(Stored items)

******************************

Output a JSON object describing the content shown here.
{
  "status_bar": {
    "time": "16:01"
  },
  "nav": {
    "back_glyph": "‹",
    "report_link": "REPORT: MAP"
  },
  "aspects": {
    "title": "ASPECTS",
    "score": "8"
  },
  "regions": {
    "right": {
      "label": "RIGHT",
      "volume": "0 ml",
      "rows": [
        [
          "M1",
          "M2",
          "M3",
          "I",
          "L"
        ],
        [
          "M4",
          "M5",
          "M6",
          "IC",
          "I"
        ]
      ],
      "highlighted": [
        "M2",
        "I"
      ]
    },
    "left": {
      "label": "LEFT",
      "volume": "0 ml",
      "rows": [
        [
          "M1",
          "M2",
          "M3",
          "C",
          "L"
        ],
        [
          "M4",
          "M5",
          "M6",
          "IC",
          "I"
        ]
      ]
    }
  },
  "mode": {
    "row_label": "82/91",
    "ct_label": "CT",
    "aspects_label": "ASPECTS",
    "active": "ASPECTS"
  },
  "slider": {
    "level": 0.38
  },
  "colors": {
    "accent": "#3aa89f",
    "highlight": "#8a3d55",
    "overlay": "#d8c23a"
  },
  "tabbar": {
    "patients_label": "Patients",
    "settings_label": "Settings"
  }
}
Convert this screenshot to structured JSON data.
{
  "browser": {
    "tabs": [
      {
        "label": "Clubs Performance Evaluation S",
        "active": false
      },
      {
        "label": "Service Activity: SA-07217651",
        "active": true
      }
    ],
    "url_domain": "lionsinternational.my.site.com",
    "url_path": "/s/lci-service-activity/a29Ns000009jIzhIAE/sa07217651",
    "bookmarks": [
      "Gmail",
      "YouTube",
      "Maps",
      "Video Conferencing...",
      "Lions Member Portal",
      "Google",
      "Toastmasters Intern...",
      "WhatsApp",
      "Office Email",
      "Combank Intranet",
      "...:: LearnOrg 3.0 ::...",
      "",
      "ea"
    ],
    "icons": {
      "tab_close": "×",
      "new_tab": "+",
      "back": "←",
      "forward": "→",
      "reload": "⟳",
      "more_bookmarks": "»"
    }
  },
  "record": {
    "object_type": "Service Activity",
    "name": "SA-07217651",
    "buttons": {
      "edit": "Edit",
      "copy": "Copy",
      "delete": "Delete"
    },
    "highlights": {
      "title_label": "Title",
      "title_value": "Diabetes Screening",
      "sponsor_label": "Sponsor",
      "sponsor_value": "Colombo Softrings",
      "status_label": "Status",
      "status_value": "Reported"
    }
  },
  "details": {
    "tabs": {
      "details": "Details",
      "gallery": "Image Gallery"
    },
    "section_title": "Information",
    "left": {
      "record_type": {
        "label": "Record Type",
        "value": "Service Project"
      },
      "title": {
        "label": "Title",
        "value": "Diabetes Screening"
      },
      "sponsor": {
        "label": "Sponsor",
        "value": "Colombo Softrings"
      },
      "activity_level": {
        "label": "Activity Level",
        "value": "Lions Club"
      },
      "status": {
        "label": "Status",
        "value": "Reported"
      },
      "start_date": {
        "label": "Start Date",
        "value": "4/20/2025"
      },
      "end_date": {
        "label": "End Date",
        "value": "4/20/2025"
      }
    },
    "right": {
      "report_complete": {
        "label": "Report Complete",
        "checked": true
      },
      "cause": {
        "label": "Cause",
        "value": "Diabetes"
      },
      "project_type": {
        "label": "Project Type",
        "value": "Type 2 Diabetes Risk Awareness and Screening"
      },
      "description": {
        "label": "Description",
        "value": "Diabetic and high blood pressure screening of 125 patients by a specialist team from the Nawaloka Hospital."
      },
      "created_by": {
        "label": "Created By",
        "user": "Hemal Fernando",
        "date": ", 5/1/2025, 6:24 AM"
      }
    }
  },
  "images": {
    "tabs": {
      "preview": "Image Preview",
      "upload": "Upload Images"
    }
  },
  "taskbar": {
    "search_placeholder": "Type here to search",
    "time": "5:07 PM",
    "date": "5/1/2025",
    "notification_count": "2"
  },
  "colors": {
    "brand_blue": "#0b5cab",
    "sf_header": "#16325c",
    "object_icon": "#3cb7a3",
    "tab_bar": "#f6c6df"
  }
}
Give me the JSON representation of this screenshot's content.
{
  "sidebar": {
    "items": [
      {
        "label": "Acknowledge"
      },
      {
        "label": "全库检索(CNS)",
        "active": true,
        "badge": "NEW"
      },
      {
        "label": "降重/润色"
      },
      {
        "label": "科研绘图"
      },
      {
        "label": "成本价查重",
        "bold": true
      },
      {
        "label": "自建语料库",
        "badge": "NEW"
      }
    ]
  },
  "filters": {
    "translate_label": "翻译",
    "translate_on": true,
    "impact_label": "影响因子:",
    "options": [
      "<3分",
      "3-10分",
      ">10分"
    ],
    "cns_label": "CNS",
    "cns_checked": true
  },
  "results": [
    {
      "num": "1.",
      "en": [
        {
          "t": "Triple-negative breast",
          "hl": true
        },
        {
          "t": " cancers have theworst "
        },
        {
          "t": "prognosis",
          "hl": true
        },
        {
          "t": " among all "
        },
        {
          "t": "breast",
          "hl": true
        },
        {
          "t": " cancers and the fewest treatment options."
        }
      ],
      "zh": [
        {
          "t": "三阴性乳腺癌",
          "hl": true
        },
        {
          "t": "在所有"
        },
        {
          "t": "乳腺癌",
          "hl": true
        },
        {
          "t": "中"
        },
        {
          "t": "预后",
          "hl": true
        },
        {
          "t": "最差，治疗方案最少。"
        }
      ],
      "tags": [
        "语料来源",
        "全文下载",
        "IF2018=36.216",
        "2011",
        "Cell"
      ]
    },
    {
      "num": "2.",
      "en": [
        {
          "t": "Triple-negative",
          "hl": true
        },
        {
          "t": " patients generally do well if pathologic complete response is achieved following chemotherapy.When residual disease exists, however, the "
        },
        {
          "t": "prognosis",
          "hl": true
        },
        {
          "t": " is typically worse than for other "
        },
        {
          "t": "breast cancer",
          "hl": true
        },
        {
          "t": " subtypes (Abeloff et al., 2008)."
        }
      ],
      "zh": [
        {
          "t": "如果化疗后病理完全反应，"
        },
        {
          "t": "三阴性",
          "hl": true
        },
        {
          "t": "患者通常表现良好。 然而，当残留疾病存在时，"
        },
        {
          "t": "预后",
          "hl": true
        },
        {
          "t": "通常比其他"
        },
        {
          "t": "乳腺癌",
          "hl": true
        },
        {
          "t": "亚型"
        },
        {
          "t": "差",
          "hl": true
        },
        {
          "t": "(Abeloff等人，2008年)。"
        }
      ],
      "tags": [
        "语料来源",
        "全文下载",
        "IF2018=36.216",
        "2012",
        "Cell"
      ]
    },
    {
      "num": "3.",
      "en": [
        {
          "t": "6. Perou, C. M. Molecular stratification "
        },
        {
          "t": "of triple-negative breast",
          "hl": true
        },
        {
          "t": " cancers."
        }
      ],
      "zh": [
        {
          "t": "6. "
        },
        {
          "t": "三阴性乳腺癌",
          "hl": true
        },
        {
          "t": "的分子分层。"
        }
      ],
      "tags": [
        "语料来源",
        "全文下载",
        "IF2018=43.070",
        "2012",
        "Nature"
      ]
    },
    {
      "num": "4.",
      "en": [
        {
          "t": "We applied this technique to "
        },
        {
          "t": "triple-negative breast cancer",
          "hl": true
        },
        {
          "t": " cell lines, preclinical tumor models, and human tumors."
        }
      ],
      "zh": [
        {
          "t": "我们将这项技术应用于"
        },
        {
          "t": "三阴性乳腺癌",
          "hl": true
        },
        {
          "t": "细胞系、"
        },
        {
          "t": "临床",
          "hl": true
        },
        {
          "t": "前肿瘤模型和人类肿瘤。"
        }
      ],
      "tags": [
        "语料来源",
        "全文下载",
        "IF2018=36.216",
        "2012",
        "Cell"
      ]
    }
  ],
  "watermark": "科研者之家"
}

******************************

*Work request:*
Filter the records above for lines with "screenshot".

*Answer section:*
Convert this screenshot to structured JSON data.
Give me the JSON representation of this screenshot's content.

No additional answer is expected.